[Objective]: Search the data for the word "SOURCE" and copy every line that contains it.
[Start]
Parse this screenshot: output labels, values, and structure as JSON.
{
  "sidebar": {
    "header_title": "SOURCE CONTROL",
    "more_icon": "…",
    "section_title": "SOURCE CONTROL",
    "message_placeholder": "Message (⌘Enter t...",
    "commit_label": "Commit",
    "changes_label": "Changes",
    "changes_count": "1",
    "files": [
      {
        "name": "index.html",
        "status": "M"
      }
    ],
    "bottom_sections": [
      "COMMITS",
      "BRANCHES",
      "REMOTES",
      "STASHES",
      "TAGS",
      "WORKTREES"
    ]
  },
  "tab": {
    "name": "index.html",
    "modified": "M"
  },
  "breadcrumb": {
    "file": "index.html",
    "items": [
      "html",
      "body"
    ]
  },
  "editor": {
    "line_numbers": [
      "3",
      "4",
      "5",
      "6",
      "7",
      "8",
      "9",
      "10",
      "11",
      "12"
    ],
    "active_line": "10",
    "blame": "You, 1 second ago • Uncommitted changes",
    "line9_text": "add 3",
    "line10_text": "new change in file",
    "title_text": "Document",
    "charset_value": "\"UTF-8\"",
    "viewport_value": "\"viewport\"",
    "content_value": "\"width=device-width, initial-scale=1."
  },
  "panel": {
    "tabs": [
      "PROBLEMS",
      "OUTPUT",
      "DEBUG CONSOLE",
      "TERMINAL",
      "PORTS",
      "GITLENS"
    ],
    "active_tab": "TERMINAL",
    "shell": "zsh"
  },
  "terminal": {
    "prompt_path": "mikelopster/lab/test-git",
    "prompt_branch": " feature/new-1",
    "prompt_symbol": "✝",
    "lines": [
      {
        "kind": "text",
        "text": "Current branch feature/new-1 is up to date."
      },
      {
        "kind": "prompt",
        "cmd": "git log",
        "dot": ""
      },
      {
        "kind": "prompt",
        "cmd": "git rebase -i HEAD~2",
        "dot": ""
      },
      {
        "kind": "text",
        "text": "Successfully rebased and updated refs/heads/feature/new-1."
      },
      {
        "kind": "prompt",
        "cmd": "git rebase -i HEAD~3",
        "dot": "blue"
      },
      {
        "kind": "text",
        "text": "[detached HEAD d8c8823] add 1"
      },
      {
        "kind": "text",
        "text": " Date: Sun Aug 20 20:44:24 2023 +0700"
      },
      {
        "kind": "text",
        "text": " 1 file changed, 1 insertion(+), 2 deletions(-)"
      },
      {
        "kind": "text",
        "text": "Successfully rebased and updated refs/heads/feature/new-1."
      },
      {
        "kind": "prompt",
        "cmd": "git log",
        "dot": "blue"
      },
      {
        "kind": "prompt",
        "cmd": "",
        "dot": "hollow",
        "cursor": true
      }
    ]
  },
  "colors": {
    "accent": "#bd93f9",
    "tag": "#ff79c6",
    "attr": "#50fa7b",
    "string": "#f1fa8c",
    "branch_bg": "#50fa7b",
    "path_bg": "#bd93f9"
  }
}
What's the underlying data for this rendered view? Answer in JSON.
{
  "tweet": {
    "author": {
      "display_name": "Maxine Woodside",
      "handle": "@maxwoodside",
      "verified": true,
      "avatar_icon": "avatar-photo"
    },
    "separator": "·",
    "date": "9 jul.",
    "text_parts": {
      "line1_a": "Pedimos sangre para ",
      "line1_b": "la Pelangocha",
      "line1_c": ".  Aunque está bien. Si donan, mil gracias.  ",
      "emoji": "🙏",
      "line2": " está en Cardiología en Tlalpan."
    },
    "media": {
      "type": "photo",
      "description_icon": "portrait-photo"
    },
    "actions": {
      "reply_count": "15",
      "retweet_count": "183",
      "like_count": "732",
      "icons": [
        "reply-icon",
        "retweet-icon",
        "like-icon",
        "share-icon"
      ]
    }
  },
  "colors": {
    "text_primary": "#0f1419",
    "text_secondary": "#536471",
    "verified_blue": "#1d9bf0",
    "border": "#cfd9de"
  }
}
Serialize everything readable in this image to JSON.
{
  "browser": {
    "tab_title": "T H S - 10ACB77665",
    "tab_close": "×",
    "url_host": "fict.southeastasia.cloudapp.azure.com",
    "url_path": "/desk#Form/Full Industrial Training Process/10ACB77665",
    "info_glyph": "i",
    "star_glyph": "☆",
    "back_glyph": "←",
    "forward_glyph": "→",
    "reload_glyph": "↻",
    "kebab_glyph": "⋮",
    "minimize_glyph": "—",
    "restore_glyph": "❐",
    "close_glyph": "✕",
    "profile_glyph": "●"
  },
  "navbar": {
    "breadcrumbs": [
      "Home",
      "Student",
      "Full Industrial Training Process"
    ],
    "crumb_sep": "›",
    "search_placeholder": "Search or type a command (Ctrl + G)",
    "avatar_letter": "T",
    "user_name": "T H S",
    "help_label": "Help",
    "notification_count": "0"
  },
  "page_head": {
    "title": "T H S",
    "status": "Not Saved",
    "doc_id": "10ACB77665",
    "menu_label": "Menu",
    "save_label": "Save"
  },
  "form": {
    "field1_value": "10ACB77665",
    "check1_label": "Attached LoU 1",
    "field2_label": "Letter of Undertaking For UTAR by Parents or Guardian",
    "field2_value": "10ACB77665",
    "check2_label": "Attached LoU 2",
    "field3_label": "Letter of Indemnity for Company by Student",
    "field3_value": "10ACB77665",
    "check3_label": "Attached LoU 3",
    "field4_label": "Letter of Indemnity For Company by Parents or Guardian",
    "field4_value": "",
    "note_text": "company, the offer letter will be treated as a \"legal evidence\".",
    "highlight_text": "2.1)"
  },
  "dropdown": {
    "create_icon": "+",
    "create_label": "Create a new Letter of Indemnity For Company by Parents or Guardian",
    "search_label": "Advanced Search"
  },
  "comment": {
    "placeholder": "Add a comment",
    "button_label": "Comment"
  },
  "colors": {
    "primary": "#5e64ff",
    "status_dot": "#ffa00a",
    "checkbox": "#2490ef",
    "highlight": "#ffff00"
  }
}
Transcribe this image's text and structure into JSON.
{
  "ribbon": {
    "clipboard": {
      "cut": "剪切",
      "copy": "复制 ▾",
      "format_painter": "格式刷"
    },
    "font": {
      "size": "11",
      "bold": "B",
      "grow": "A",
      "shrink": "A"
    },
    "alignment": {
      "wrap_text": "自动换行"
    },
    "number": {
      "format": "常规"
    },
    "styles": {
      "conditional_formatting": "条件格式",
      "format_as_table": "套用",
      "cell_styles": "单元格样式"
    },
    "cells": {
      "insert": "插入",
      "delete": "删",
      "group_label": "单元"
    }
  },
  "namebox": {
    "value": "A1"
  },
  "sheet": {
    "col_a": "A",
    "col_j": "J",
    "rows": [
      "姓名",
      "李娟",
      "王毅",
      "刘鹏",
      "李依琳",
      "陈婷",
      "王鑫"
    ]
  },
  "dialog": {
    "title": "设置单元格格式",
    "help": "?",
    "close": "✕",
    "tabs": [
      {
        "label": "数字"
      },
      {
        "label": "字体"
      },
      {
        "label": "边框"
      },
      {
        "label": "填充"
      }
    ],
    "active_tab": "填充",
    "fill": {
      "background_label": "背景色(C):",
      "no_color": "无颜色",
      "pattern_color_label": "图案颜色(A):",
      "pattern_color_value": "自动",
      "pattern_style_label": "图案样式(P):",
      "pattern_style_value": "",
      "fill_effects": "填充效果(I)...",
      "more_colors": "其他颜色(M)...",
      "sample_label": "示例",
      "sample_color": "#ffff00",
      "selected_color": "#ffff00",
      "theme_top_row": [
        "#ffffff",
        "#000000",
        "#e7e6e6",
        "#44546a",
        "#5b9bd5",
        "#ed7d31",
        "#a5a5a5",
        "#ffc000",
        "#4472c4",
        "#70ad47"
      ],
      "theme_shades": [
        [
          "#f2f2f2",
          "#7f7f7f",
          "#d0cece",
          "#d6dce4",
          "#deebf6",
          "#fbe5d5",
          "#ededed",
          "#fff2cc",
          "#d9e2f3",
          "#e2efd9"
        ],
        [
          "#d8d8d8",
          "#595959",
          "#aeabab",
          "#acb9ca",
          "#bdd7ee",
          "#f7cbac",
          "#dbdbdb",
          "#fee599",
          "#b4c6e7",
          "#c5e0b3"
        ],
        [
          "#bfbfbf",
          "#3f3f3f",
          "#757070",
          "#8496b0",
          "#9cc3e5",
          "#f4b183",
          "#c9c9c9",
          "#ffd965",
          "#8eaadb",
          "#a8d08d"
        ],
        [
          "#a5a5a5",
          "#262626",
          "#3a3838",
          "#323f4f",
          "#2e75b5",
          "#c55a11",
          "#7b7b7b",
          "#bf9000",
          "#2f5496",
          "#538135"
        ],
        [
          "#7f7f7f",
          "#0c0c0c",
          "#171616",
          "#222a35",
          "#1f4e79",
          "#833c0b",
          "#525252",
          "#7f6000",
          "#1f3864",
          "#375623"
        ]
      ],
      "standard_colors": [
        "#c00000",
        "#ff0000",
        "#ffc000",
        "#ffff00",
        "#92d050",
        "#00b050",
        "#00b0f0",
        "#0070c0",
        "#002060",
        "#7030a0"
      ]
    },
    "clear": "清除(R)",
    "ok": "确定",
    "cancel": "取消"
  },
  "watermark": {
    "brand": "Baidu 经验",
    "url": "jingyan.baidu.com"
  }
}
[End]
[Completed exercise]:
    "header_title": "SOURCE CONTROL",
    "section_title": "SOURCE CONTROL",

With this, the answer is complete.